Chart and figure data
* begin *

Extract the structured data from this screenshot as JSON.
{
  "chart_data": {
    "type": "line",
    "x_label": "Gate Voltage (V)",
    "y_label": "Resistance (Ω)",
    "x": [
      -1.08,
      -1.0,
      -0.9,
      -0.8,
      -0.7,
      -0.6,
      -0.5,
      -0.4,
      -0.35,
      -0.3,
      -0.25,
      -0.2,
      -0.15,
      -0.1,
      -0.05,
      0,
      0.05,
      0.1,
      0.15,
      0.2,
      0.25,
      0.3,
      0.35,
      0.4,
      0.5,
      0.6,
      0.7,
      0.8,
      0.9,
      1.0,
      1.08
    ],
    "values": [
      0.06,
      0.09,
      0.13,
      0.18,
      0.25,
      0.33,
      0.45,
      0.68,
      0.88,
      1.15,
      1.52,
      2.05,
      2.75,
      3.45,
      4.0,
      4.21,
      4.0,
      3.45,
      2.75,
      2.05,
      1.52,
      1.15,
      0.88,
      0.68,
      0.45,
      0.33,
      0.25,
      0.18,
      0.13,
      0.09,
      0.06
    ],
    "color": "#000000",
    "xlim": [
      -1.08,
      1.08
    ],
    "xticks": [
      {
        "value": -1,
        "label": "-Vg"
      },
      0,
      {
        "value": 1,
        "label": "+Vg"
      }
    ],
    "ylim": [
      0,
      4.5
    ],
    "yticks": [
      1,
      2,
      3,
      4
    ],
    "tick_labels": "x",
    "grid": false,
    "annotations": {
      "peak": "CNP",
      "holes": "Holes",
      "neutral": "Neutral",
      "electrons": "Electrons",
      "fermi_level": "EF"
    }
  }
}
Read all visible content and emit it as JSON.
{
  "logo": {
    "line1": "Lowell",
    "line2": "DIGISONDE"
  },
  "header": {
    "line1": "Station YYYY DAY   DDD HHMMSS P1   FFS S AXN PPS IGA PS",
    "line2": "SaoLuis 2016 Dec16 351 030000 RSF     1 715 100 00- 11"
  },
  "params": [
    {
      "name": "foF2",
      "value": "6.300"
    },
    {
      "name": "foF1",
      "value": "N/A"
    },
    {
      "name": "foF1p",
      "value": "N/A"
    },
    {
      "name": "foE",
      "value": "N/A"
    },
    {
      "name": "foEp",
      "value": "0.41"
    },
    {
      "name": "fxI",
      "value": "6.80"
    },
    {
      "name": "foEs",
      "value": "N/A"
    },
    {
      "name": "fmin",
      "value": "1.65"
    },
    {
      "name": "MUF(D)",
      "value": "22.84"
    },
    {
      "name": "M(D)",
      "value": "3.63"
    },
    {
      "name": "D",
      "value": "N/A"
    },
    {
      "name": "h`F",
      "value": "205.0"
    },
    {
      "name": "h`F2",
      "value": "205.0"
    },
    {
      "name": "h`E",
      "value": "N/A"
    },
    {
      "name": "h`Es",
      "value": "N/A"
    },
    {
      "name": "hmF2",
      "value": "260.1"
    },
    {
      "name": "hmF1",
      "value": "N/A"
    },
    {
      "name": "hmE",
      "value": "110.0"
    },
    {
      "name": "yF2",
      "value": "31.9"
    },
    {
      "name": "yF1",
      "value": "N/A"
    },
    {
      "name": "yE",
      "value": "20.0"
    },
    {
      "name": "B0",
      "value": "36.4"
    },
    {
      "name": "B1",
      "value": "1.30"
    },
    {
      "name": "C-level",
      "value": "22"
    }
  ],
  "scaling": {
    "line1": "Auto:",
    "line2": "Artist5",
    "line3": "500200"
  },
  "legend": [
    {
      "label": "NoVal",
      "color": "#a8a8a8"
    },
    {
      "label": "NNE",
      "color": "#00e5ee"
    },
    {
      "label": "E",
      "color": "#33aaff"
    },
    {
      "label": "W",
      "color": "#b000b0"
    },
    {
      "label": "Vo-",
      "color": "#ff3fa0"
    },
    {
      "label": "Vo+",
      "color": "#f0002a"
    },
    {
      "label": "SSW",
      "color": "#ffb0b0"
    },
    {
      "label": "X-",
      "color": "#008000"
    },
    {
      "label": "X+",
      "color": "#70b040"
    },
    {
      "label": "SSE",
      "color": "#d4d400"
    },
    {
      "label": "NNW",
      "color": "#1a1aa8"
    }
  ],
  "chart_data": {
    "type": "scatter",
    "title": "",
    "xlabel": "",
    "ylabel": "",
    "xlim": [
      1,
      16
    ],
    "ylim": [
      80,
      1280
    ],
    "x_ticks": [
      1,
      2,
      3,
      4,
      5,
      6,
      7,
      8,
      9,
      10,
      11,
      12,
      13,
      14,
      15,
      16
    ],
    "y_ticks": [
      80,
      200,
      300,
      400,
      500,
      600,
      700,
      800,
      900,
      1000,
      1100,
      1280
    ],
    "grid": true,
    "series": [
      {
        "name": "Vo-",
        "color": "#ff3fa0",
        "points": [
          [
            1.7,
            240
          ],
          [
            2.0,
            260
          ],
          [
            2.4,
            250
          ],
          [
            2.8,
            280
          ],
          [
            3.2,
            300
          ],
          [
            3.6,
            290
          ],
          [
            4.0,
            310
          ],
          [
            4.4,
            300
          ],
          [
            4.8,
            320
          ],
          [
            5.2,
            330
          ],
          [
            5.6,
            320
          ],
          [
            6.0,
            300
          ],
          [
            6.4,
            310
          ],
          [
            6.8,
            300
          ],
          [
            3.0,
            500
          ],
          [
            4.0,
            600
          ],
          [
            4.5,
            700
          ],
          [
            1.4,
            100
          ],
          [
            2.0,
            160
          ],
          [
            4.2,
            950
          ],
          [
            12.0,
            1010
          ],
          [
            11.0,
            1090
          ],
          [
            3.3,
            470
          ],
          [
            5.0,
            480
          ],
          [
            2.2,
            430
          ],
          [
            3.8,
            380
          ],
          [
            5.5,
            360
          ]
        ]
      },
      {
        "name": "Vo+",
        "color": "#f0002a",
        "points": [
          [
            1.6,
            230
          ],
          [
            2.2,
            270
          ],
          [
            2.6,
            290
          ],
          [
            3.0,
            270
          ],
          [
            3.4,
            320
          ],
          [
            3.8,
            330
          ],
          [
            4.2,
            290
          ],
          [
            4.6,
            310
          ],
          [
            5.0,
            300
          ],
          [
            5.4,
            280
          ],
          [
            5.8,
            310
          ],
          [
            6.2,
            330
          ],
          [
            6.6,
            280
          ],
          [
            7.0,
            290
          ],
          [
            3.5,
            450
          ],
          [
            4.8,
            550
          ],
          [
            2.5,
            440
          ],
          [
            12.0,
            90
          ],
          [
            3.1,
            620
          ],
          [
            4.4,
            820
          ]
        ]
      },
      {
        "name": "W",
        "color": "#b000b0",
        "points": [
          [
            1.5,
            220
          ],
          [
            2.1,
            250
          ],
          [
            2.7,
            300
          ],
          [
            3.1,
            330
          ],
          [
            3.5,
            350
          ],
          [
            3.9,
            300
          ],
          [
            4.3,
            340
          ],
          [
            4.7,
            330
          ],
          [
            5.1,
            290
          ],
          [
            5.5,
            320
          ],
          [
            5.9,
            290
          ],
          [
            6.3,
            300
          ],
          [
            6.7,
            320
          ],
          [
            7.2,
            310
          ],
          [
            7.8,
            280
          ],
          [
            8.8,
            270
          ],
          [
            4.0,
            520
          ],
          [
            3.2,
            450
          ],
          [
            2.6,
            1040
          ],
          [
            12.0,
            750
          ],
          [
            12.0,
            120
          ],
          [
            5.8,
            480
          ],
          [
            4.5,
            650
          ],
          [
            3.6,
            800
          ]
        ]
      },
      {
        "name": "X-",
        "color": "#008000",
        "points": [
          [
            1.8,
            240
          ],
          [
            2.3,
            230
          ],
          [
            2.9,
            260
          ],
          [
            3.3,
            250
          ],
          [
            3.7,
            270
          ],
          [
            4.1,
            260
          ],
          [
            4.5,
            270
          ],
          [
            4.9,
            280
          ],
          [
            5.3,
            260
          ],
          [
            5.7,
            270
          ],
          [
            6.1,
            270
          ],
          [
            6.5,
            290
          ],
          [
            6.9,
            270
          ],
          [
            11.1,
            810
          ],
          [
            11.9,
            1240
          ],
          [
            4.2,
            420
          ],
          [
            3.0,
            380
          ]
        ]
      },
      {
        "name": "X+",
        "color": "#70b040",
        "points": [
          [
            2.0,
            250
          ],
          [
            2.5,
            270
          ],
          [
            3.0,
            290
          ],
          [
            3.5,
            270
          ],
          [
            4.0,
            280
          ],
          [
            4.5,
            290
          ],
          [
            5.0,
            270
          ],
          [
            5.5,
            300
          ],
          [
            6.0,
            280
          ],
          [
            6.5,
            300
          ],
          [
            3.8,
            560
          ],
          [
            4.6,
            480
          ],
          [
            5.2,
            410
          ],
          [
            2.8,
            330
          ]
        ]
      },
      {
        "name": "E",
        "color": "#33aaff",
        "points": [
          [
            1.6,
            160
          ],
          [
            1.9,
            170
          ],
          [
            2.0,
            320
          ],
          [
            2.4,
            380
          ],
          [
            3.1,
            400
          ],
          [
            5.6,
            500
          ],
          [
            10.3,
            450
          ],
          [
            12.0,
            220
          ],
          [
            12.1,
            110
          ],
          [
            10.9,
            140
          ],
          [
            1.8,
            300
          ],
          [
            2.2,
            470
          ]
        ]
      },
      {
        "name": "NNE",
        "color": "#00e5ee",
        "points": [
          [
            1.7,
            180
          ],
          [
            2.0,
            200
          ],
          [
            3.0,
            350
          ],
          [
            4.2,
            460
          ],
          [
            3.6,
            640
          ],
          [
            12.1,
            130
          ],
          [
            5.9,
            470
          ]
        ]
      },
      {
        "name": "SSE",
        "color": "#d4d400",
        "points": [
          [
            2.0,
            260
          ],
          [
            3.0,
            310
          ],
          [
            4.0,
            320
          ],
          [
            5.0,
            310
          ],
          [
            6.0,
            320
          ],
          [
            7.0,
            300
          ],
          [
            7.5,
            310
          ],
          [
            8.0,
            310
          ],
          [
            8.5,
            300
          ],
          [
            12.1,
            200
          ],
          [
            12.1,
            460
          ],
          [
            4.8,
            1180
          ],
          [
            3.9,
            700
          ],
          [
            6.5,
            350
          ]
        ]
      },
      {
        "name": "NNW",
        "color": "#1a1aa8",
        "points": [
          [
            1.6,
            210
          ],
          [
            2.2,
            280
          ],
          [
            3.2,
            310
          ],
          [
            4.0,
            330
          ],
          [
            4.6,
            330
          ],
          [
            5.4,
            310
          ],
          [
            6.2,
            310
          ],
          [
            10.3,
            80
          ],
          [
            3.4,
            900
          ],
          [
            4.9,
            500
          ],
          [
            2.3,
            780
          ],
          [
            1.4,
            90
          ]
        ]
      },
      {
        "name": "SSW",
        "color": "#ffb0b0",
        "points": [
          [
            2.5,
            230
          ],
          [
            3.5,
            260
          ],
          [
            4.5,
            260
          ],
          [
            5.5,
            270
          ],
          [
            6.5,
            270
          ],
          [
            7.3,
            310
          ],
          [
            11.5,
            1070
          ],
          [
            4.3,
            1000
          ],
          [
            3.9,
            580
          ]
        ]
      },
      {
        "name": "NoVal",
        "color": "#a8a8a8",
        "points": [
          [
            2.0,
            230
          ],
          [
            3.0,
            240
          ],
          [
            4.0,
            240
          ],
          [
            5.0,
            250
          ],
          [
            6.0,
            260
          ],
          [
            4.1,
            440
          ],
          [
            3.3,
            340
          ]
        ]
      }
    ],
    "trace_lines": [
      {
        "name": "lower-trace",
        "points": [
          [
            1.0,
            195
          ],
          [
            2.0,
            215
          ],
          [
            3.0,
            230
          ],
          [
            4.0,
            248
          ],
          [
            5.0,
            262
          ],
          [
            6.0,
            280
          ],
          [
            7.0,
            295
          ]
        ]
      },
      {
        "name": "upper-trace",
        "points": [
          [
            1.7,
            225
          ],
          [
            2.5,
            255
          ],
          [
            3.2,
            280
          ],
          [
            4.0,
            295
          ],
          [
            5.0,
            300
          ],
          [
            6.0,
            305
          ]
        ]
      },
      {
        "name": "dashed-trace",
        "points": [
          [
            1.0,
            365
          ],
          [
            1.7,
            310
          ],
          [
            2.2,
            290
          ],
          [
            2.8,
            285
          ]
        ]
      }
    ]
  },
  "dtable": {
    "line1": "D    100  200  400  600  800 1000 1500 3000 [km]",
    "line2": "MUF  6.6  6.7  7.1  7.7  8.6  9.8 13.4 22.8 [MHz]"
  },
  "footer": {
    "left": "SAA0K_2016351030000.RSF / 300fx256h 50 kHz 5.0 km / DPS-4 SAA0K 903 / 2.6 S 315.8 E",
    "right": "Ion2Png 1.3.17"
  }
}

* end *

Look through the entries above. Extract each line with the word "JSON".

Exercise response:
Extract the structured data from this screenshot as JSON.
Read all visible content and emit it as JSON.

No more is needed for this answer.